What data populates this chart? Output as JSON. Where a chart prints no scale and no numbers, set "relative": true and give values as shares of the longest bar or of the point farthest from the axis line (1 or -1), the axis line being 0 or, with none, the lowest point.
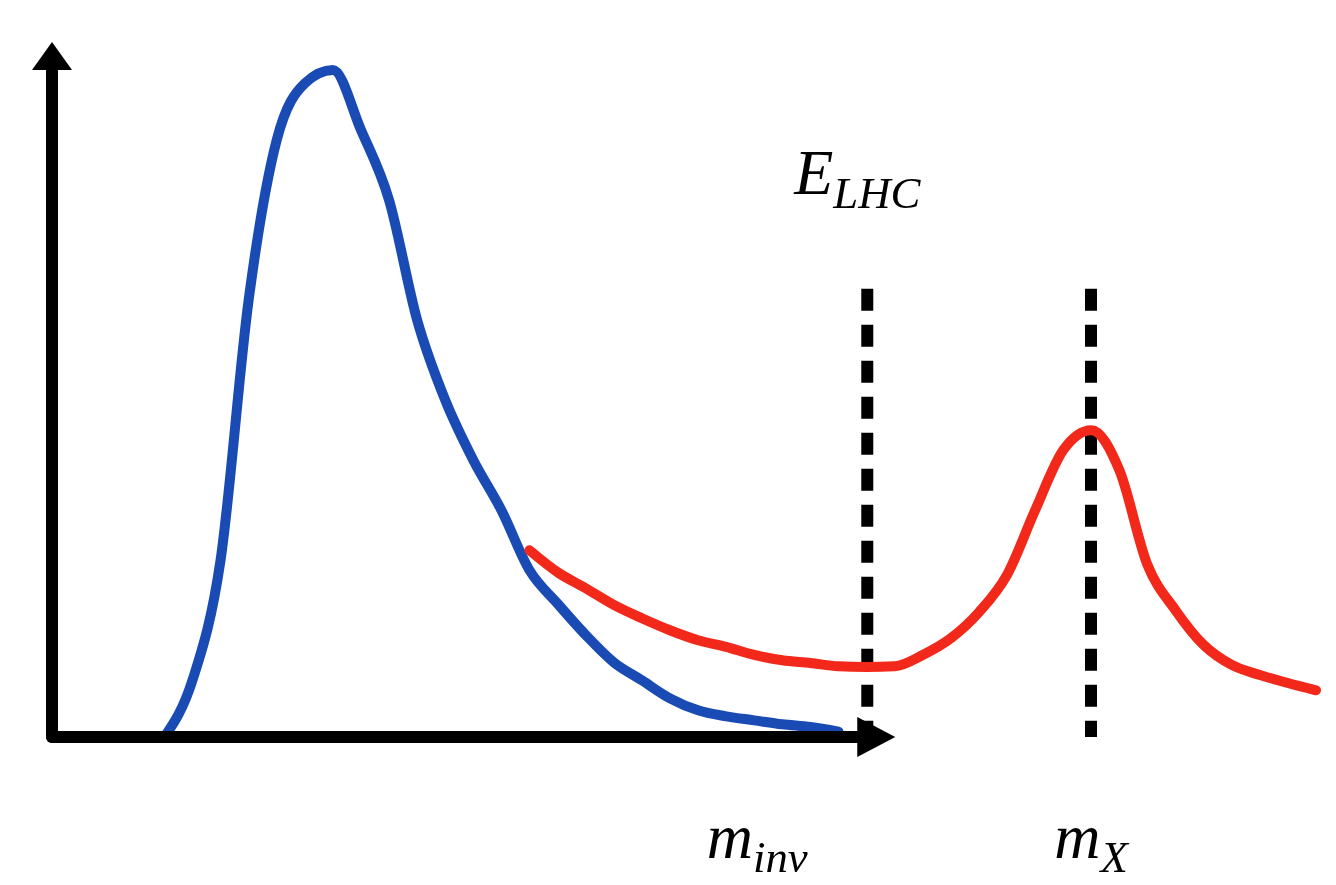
{
  "chart_data": {
    "type": "line",
    "relative": true,
    "xlabel": "m$_{inv}$",
    "annotations": [
      "E$_{LHC}$",
      "m$_{X}$"
    ],
    "categories": [
      null,
      null,
      null,
      null,
      null,
      null,
      null,
      null,
      null,
      null,
      null,
      null,
      null,
      null,
      null,
      null,
      null,
      null,
      null,
      null,
      null,
      null,
      null,
      null,
      null,
      null,
      null,
      null,
      null,
      null,
      null,
      null,
      null,
      null,
      null,
      null,
      null,
      null,
      null,
      null,
      null,
      null,
      null,
      null,
      null,
      null
    ],
    "series": [
      {
        "color": "#1a4bb5",
        "values": [
          null,
          null,
          null,
          null,
          0,
          0.085,
          0.265,
          0.655,
          0.895,
          0.98,
          1,
          0.91,
          0.805,
          0.625,
          0.505,
          0.415,
          0.34,
          0.25,
          0.2,
          0.153,
          0.112,
          0.085,
          0.058,
          0.04,
          0.031,
          0.025,
          0.019,
          0.015,
          0.008,
          null,
          null,
          null,
          null,
          null,
          null,
          null,
          null,
          null,
          null,
          null,
          null,
          null,
          null,
          null,
          null,
          null
        ]
      },
      {
        "color": "#f2281a",
        "values": [
          null,
          null,
          null,
          null,
          null,
          null,
          null,
          null,
          null,
          null,
          null,
          null,
          null,
          null,
          null,
          null,
          null,
          0.28,
          0.247,
          0.223,
          0.198,
          0.178,
          0.16,
          0.145,
          0.135,
          0.123,
          0.115,
          0.111,
          0.106,
          0.105,
          0.106,
          0.123,
          0.148,
          0.187,
          0.243,
          0.34,
          0.43,
          0.46,
          0.4,
          0.258,
          0.19,
          0.138,
          0.108,
          0.093,
          0.081,
          0.07
        ]
      }
    ],
    "marker": "none",
    "line_style": "solid"
  }
}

==========

Description of the task :: Give an exact copy of the material, leaving out every picture.

Full response ::
What data populates this chart? Output as JSON. Where a chart prints no scale and no numbers, set "relative": true and give values as shares of the longest bar or of the point farthest from the axis line (1 or -1), the axis line being 0 or, with none, the lowest point.
{
  "chart_data": {
    "type": "line",
    "relative": true,
    "xlabel": "m$_{inv}$",
    "annotations": [
      "E$_{LHC}$",
      "m$_{X}$"
    ],
    "categories": [
      null,
      null,
      null,
      null,
      null,
      null,
      null,
      null,
      null,
      null,
      null,
      null,
      null,
      null,
      null,
      null,
      null,
      null,
      null,
      null,
      null,
      null,
      null,
      null,
      null,
      null,
      null,
      null,
      null,
      null,
      null,
      null,
      null,
      null,
      null,
      null,
      null,
      null,
      null,
      null,
      null,
      null,
      null,
      null,
      null,
      null
    ],
    "series": [
      {
        "color": "#1a4bb5",
        "values": [
          null,
          null,
          null,
          null,
          0,
          0.085,
          0.265,
          0.655,
          0.895,
          0.98,
          1,
          0.91,
          0.805,
          0.625,
          0.505,
          0.415,
          0.34,
          0.25,
          0.2,
          0.153,
          0.112,
          0.085,
          0.058,
          0.04,
          0.031,
          0.025,
          0.019,
          0.015,
          0.008,
          null,
          null,
          null,
          null,
          null,
          null,
          null,
          null,
          null,
          null,
          null,
          null,
          null,
          null,
          null,
          null,
          null
        ]
      },
      {
        "color": "#f2281a",
        "values": [
          null,
          null,
          null,
          null,
          null,
          null,
          null,
          null,
          null,
          null,
          null,
          null,
          null,
          null,
          null,
          null,
          null,
          0.28,
          0.247,
          0.223,
          0.198,
          0.178,
          0.16,
          0.145,
          0.135,
          0.123,
          0.115,
          0.111,
          0.106,
          0.105,
          0.106,
          0.123,
          0.148,
          0.187,
          0.243,
          0.34,
          0.43,
          0.46,
          0.4,
          0.258,
          0.19,
          0.138,
          0.108,
          0.093,
          0.081,
          0.07
        ]
      }
    ],
    "marker": "none",
    "line_style": "solid"
  }
}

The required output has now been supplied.